WHAT IS ASKED:
Copy out every line that contains the word "color".

## Begin GIVEN RECORDS

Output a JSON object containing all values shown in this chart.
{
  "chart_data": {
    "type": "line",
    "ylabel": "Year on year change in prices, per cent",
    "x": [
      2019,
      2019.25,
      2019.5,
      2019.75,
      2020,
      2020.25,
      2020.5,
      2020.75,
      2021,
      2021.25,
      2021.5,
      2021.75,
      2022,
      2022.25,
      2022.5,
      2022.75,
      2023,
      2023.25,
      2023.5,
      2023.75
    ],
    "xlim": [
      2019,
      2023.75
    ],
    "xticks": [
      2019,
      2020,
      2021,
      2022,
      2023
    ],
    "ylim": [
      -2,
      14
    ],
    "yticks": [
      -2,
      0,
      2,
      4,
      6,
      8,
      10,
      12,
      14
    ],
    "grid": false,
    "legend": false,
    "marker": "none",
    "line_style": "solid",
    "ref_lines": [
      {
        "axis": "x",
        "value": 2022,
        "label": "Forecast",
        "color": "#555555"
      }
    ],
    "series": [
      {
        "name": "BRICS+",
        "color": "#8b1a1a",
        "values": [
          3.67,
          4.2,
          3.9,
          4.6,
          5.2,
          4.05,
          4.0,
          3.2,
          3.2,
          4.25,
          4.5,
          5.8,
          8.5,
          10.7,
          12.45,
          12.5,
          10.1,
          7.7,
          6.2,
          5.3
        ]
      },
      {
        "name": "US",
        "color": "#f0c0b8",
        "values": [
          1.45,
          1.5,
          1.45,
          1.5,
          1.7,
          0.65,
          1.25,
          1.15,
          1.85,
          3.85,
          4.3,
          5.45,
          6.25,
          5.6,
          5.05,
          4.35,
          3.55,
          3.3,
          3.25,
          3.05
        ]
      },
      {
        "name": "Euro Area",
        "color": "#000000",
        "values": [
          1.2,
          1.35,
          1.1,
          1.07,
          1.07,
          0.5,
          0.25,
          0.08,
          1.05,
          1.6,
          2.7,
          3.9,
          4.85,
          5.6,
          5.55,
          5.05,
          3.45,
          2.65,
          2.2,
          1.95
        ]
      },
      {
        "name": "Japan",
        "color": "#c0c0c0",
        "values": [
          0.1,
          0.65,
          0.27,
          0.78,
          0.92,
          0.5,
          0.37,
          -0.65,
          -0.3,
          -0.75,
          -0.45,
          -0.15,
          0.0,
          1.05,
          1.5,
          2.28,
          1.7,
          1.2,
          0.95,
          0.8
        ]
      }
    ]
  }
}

## End GIVEN RECORDS

ANSWER TO THE TASK:
        "color": "#555555"
        "color": "#8b1a1a",
        "color": "#f0c0b8",
        "color": "#000000",
        "color": "#c0c0c0",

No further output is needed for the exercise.